-- BEGIN --
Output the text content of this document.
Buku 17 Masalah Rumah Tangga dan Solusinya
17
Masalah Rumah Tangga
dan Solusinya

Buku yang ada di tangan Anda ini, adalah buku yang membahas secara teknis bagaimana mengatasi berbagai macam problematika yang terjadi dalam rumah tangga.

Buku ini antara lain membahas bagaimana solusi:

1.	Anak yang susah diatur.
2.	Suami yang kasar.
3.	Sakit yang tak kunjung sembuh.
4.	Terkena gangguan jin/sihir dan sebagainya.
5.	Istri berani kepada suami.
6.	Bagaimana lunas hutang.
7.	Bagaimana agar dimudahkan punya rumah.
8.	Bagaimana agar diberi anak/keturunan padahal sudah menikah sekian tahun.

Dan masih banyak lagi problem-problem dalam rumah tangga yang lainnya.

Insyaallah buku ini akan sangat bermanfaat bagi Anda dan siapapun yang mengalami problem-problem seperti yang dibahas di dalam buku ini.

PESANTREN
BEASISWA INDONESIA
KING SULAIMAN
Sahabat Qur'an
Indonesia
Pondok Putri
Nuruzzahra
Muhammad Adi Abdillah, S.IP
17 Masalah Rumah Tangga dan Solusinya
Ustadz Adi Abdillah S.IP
-- END --
» What to work on
Reproduce the complete data exactly as presented above.

» The completed task
Output the text content of this document.
Buku 17 Masalah Rumah Tangga dan Solusinya
17
Masalah Rumah Tangga
dan Solusinya

Buku yang ada di tangan Anda ini, adalah buku yang membahas secara teknis bagaimana mengatasi berbagai macam problematika yang terjadi dalam rumah tangga.

Buku ini antara lain membahas bagaimana solusi:

1.	Anak yang susah diatur.
2.	Suami yang kasar.
3.	Sakit yang tak kunjung sembuh.
4.	Terkena gangguan jin/sihir dan sebagainya.
5.	Istri berani kepada suami.
6.	Bagaimana lunas hutang.
7.	Bagaimana agar dimudahkan punya rumah.
8.	Bagaimana agar diberi anak/keturunan padahal sudah menikah sekian tahun.

Dan masih banyak lagi problem-problem dalam rumah tangga yang lainnya.

Insyaallah buku ini akan sangat bermanfaat bagi Anda dan siapapun yang mengalami problem-problem seperti yang dibahas di dalam buku ini.

PESANTREN
BEASISWA INDONESIA
KING SULAIMAN
Sahabat Qur'an
Indonesia
Pondok Putri
Nuruzzahra
Muhammad Adi Abdillah, S.IP
17 Masalah Rumah Tangga dan Solusinya
Ustadz Adi Abdillah S.IP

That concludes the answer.